> _REQUIRED ACTION_: Your answer is to be every line of the material that includes the string "rate".

DATA EXCERPTS section start

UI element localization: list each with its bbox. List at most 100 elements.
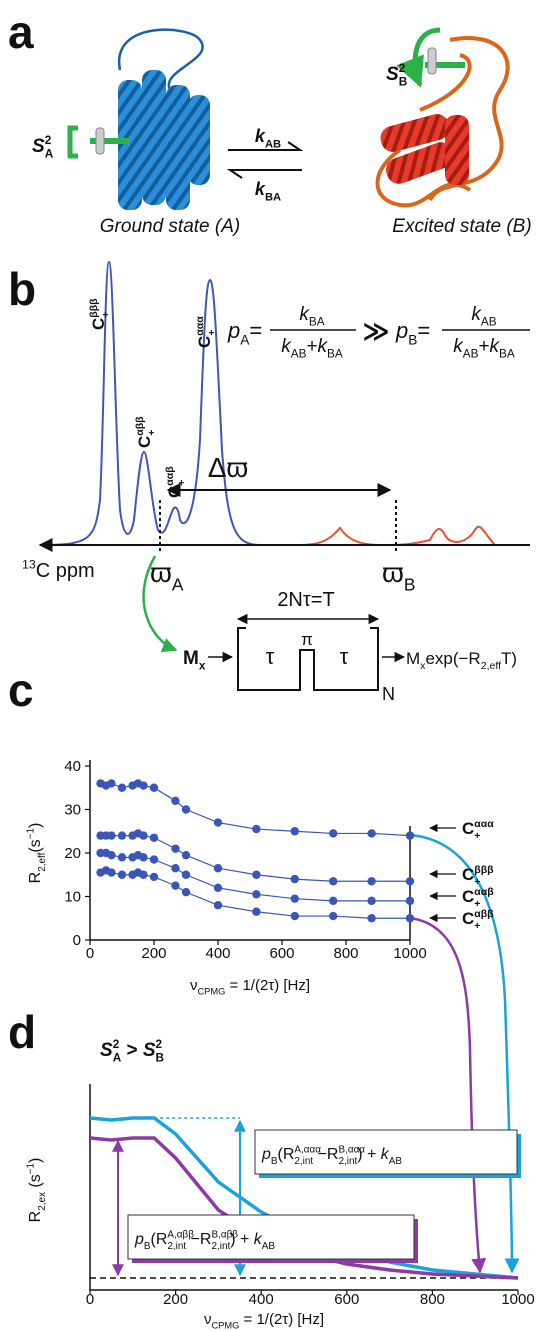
data-point	[213, 901, 223, 910]
population-a: pA=	[227, 318, 262, 348]
series-label: pB(RA,αββ 2,int −RB,αββ 2,int) + kAB	[134, 1229, 275, 1252]
x-axis-label: νCPMG = 1/(2τ) [Hz]	[190, 977, 310, 997]
text-part: M	[183, 648, 199, 669]
text-part: αββ	[474, 908, 494, 920]
data-point	[290, 894, 299, 903]
text-part: k	[490, 336, 501, 357]
y-tick-label: 0	[73, 932, 81, 949]
text-part: C	[89, 318, 108, 330]
text-part: BA	[327, 348, 343, 361]
text-part: T)	[501, 649, 517, 668]
text-part: B,αββ	[211, 1229, 238, 1240]
text-part: AB	[481, 316, 497, 329]
data-point	[139, 781, 148, 790]
text-part: AB	[463, 348, 479, 361]
data-point	[405, 877, 415, 886]
x-tick-label: 200	[141, 945, 166, 962]
text-part: A,αββ	[167, 1229, 194, 1240]
text-part: 2,ex	[37, 1192, 48, 1211]
series-line	[100, 782, 411, 837]
data-point	[181, 870, 191, 879]
text-part: x	[199, 660, 206, 673]
peak-label: Cαββ+	[134, 416, 158, 448]
series-line	[89, 1116, 519, 1280]
text-part: AB	[265, 138, 281, 150]
panel-label: b	[8, 263, 36, 315]
data-point	[181, 850, 191, 860]
text-part: C	[462, 865, 474, 884]
green-arrow	[142, 555, 178, 653]
text-part: ϖ	[150, 557, 172, 588]
data-point	[213, 818, 223, 827]
text-part: B	[399, 76, 408, 89]
data-point	[367, 896, 376, 906]
text-part: CPMG	[197, 987, 225, 997]
x-tick-label: 600	[269, 945, 294, 962]
text-part: C	[165, 486, 184, 498]
text-part: +	[478, 336, 489, 357]
annotation-box	[127, 1214, 415, 1260]
data-point	[213, 864, 223, 873]
state-label: Excited state (B)	[392, 216, 531, 237]
data-point	[329, 829, 338, 838]
rate-ab: kAB	[255, 126, 281, 150]
panel-label: c	[8, 664, 34, 716]
series-label: Cααα +	[462, 818, 494, 842]
x-tick-label: 1000	[501, 1291, 534, 1308]
x-tick-label: 400	[249, 1291, 274, 1308]
y-tick-label: 10	[64, 889, 81, 906]
fraction-numerator: kAB	[471, 304, 496, 329]
text-part: ααβ	[474, 886, 494, 898]
text-part: +	[100, 312, 112, 318]
data-point	[329, 896, 338, 906]
text-part: k	[381, 1146, 390, 1163]
population-b: pB=	[395, 318, 430, 348]
data-point	[171, 796, 180, 805]
text-part: 2	[45, 134, 52, 147]
text-part: >	[121, 1040, 143, 1061]
text-part: 2	[156, 1038, 163, 1051]
data-point	[367, 877, 376, 886]
axis-label: 13C ppm	[22, 558, 95, 582]
x-tick-label: 0	[86, 1291, 94, 1308]
text-part: C	[462, 887, 474, 906]
text-part: −R	[313, 1146, 338, 1163]
data-point	[149, 783, 159, 792]
equilibrium-arrows	[226, 141, 304, 179]
text-part: 2,eff	[481, 660, 501, 672]
rate-ba: kBA	[255, 179, 281, 203]
text-part: +	[176, 480, 188, 486]
text-part: A	[240, 333, 250, 348]
text-part: C	[462, 909, 474, 928]
text-part: k	[255, 179, 266, 199]
data-point	[117, 853, 127, 862]
text-part: (R	[151, 1231, 168, 1248]
text-part: ν	[204, 1311, 212, 1328]
series-label: pB(RA,ααα 2,int −RB,ααα 2,int) + kAB	[261, 1144, 402, 1167]
text-part: −1	[25, 828, 36, 840]
text-part: A	[172, 574, 184, 594]
text-part: βββ	[474, 864, 494, 876]
x-tick-label: 800	[333, 945, 358, 962]
pulse-shape	[240, 649, 376, 691]
text-part: p	[227, 318, 240, 343]
x-tick-label: 0	[86, 945, 94, 962]
data-point	[367, 914, 376, 923]
ground-state-protein	[67, 28, 210, 210]
series-label: Cβββ +	[462, 864, 494, 888]
text-part: C	[135, 436, 154, 448]
series-line	[100, 832, 410, 882]
text-part: = 1/(2τ) [Hz]	[239, 1311, 324, 1328]
data-point	[171, 881, 180, 890]
text-part: BA	[309, 316, 325, 329]
data-point	[139, 870, 148, 879]
state-label: Ground state (A)	[100, 216, 240, 237]
text-part: ν	[190, 977, 198, 994]
text-part: +	[474, 920, 480, 932]
excited-state-protein	[375, 27, 510, 208]
series-line	[100, 852, 410, 902]
text-part: k	[299, 304, 310, 325]
data-point	[107, 831, 116, 840]
pulse: π	[301, 630, 313, 649]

DATA EXCERPTS section end

> _SOLUTION TO THE PROBLEM_:
rate-ab: kAB	[255, 126, 281, 150]
rate-ba: kBA	[255, 179, 281, 203]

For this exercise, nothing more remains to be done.